▶ _PROBLEM TO SOLVE_
Return every record exactly as written.
╔══
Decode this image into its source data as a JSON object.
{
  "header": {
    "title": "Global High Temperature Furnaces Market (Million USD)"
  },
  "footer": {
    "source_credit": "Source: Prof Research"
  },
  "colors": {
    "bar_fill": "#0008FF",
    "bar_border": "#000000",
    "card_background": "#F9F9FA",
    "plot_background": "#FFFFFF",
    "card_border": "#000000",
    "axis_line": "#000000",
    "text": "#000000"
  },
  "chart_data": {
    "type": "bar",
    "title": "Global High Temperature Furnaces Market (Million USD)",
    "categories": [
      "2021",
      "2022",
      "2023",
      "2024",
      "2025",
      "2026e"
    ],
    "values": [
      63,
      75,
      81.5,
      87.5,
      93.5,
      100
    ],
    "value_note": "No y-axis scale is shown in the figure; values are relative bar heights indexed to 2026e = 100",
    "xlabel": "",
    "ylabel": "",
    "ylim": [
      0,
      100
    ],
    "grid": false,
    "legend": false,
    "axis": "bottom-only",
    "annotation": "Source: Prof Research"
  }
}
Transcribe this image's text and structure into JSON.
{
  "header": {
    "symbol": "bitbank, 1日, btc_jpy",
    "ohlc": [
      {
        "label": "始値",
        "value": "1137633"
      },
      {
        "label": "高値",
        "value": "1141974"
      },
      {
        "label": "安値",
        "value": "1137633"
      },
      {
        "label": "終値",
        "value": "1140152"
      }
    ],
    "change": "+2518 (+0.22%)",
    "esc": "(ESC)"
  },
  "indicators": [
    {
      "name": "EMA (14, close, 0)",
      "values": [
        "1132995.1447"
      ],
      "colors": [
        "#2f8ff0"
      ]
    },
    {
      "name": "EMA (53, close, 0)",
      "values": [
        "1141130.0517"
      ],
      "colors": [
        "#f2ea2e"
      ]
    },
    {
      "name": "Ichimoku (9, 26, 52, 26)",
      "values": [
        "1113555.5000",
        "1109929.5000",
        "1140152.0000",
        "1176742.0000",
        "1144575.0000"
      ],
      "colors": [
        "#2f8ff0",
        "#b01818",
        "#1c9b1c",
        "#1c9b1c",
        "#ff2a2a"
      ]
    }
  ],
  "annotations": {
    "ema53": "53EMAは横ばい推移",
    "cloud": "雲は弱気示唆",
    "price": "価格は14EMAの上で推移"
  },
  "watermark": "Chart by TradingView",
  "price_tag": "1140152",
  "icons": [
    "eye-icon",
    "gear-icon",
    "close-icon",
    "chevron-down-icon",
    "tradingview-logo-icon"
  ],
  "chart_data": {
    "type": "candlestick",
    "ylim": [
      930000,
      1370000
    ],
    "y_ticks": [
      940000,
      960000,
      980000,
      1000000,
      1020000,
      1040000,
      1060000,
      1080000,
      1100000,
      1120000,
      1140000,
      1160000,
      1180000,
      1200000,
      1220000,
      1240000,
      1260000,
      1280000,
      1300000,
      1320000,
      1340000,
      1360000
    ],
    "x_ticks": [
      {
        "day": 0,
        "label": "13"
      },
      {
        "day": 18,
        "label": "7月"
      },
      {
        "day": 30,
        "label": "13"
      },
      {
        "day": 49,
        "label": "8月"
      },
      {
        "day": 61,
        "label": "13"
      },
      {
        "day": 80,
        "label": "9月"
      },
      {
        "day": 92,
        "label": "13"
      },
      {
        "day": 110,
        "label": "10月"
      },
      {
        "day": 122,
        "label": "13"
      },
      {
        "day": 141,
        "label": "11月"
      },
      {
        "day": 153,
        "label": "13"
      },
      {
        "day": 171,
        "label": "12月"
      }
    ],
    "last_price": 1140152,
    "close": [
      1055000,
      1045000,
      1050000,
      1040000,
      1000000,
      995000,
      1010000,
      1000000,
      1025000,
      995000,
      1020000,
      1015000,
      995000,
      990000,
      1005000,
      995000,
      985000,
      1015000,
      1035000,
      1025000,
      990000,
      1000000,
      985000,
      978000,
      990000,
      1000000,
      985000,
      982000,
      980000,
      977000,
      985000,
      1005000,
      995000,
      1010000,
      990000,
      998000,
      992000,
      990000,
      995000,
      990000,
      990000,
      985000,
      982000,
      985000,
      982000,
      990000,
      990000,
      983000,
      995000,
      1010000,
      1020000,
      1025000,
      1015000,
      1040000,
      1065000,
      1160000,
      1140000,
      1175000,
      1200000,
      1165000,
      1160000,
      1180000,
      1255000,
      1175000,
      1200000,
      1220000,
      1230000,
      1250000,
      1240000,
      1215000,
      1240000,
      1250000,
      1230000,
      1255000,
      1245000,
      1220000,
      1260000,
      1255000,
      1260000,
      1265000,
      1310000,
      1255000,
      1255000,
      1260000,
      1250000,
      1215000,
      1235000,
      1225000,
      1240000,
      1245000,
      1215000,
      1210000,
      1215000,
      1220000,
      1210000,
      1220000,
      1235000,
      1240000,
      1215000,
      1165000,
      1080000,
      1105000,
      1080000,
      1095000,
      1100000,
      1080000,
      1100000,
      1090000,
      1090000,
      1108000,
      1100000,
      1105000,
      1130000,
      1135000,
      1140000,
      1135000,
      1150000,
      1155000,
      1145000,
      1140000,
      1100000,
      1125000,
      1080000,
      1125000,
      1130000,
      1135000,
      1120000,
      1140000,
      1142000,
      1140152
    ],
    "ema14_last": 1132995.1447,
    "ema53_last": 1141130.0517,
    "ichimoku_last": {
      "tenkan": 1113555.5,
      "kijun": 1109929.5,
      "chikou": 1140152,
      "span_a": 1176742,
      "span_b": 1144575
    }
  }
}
╚══
▶ _RESPONSE BELOW_
Decode this image into its source data as a JSON object.
{
  "header": {
    "title": "Global High Temperature Furnaces Market (Million USD)"
  },
  "footer": {
    "source_credit": "Source: Prof Research"
  },
  "colors": {
    "bar_fill": "#0008FF",
    "bar_border": "#000000",
    "card_background": "#F9F9FA",
    "plot_background": "#FFFFFF",
    "card_border": "#000000",
    "axis_line": "#000000",
    "text": "#000000"
  },
  "chart_data": {
    "type": "bar",
    "title": "Global High Temperature Furnaces Market (Million USD)",
    "categories": [
      "2021",
      "2022",
      "2023",
      "2024",
      "2025",
      "2026e"
    ],
    "values": [
      63,
      75,
      81.5,
      87.5,
      93.5,
      100
    ],
    "value_note": "No y-axis scale is shown in the figure; values are relative bar heights indexed to 2026e = 100",
    "xlabel": "",
    "ylabel": "",
    "ylim": [
      0,
      100
    ],
    "grid": false,
    "legend": false,
    "axis": "bottom-only",
    "annotation": "Source: Prof Research"
  }
}
Transcribe this image's text and structure into JSON.
{
  "header": {
    "symbol": "bitbank, 1日, btc_jpy",
    "ohlc": [
      {
        "label": "始値",
        "value": "1137633"
      },
      {
        "label": "高値",
        "value": "1141974"
      },
      {
        "label": "安値",
        "value": "1137633"
      },
      {
        "label": "終値",
        "value": "1140152"
      }
    ],
    "change": "+2518 (+0.22%)",
    "esc": "(ESC)"
  },
  "indicators": [
    {
      "name": "EMA (14, close, 0)",
      "values": [
        "1132995.1447"
      ],
      "colors": [
        "#2f8ff0"
      ]
    },
    {
      "name": "EMA (53, close, 0)",
      "values": [
        "1141130.0517"
      ],
      "colors": [
        "#f2ea2e"
      ]
    },
    {
      "name": "Ichimoku (9, 26, 52, 26)",
      "values": [
        "1113555.5000",
        "1109929.5000",
        "1140152.0000",
        "1176742.0000",
        "1144575.0000"
      ],
      "colors": [
        "#2f8ff0",
        "#b01818",
        "#1c9b1c",
        "#1c9b1c",
        "#ff2a2a"
      ]
    }
  ],
  "annotations": {
    "ema53": "53EMAは横ばい推移",
    "cloud": "雲は弱気示唆",
    "price": "価格は14EMAの上で推移"
  },
  "watermark": "Chart by TradingView",
  "price_tag": "1140152",
  "icons": [
    "eye-icon",
    "gear-icon",
    "close-icon",
    "chevron-down-icon",
    "tradingview-logo-icon"
  ],
  "chart_data": {
    "type": "candlestick",
    "ylim": [
      930000,
      1370000
    ],
    "y_ticks": [
      940000,
      960000,
      980000,
      1000000,
      1020000,
      1040000,
      1060000,
      1080000,
      1100000,
      1120000,
      1140000,
      1160000,
      1180000,
      1200000,
      1220000,
      1240000,
      1260000,
      1280000,
      1300000,
      1320000,
      1340000,
      1360000
    ],
    "x_ticks": [
      {
        "day": 0,
        "label": "13"
      },
      {
        "day": 18,
        "label": "7月"
      },
      {
        "day": 30,
        "label": "13"
      },
      {
        "day": 49,
        "label": "8月"
      },
      {
        "day": 61,
        "label": "13"
      },
      {
        "day": 80,
        "label": "9月"
      },
      {
        "day": 92,
        "label": "13"
      },
      {
        "day": 110,
        "label": "10月"
      },
      {
        "day": 122,
        "label": "13"
      },
      {
        "day": 141,
        "label": "11月"
      },
      {
        "day": 153,
        "label": "13"
      },
      {
        "day": 171,
        "label": "12月"
      }
    ],
    "last_price": 1140152,
    "close": [
      1055000,
      1045000,
      1050000,
      1040000,
      1000000,
      995000,
      1010000,
      1000000,
      1025000,
      995000,
      1020000,
      1015000,
      995000,
      990000,
      1005000,
      995000,
      985000,
      1015000,
      1035000,
      1025000,
      990000,
      1000000,
      985000,
      978000,
      990000,
      1000000,
      985000,
      982000,
      980000,
      977000,
      985000,
      1005000,
      995000,
      1010000,
      990000,
      998000,
      992000,
      990000,
      995000,
      990000,
      990000,
      985000,
      982000,
      985000,
      982000,
      990000,
      990000,
      983000,
      995000,
      1010000,
      1020000,
      1025000,
      1015000,
      1040000,
      1065000,
      1160000,
      1140000,
      1175000,
      1200000,
      1165000,
      1160000,
      1180000,
      1255000,
      1175000,
      1200000,
      1220000,
      1230000,
      1250000,
      1240000,
      1215000,
      1240000,
      1250000,
      1230000,
      1255000,
      1245000,
      1220000,
      1260000,
      1255000,
      1260000,
      1265000,
      1310000,
      1255000,
      1255000,
      1260000,
      1250000,
      1215000,
      1235000,
      1225000,
      1240000,
      1245000,
      1215000,
      1210000,
      1215000,
      1220000,
      1210000,
      1220000,
      1235000,
      1240000,
      1215000,
      1165000,
      1080000,
      1105000,
      1080000,
      1095000,
      1100000,
      1080000,
      1100000,
      1090000,
      1090000,
      1108000,
      1100000,
      1105000,
      1130000,
      1135000,
      1140000,
      1135000,
      1150000,
      1155000,
      1145000,
      1140000,
      1100000,
      1125000,
      1080000,
      1125000,
      1130000,
      1135000,
      1120000,
      1140000,
      1142000,
      1140152
    ],
    "ema14_last": 1132995.1447,
    "ema53_last": 1141130.0517,
    "ichimoku_last": {
      "tenkan": 1113555.5,
      "kijun": 1109929.5,
      "chikou": 1140152,
      "span_a": 1176742,
      "span_b": 1144575
    }
  }
}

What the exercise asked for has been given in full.